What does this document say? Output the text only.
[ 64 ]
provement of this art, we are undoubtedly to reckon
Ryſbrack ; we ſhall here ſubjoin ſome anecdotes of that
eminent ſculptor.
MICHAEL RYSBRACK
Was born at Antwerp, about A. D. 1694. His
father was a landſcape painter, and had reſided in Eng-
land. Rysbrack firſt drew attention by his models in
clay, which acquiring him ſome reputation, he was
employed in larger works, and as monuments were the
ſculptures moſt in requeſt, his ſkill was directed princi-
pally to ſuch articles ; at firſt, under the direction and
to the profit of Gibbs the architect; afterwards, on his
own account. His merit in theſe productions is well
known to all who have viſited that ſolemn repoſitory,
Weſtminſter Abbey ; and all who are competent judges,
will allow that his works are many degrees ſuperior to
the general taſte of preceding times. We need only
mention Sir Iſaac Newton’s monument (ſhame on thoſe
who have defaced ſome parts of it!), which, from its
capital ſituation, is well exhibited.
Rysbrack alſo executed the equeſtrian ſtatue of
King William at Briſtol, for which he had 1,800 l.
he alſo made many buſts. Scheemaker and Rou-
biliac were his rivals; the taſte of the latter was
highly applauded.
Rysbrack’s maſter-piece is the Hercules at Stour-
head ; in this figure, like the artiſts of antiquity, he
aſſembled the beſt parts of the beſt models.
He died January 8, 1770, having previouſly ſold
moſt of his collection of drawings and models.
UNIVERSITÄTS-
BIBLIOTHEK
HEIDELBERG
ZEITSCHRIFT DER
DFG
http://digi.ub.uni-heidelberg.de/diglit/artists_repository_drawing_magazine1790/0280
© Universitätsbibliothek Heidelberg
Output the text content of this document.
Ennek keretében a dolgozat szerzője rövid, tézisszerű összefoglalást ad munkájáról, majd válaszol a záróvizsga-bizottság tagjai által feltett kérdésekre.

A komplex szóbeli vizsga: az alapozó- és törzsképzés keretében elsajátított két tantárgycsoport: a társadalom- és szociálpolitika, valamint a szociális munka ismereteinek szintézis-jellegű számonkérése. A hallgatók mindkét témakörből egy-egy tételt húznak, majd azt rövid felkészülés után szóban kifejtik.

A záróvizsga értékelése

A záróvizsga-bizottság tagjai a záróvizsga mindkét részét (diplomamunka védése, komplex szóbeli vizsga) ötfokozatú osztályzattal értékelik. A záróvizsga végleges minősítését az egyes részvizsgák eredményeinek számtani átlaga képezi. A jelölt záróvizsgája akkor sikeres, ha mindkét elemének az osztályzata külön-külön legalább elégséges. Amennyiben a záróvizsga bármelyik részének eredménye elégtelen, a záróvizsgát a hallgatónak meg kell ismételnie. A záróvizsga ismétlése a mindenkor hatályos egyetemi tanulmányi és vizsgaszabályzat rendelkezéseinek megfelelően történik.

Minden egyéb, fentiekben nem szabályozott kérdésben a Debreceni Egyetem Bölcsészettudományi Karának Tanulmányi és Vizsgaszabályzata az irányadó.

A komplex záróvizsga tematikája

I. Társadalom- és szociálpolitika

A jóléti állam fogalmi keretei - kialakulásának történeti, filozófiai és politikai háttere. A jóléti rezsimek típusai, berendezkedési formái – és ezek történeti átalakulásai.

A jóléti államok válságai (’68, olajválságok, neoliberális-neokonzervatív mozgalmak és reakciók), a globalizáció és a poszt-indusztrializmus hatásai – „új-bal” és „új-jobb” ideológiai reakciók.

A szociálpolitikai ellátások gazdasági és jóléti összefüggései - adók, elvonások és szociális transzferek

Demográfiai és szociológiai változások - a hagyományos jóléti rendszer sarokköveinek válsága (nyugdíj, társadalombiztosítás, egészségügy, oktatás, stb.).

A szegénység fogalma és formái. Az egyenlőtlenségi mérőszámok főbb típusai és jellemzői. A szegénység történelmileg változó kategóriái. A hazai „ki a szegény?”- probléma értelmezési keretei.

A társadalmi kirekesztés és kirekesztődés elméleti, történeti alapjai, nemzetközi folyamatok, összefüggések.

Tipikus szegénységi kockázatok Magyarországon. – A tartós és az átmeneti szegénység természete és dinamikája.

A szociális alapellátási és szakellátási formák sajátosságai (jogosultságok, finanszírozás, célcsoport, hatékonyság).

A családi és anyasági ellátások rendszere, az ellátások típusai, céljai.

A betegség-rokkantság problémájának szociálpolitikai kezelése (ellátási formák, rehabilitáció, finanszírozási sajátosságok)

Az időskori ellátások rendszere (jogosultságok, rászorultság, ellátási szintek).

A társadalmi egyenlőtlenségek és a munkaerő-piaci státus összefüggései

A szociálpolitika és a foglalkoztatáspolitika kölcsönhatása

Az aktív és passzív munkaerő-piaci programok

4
┄┄┄┄┄┄┄┄┄┄
* TASK REQUIREMENTS *
Copy every line above in which the string "alſo" shows up.

* ANSWER TO THE PROBLEM *
Rysbrack alſo executed the equeſtrian ſtatue of
he alſo made many buſts. Scheemaker and Rou-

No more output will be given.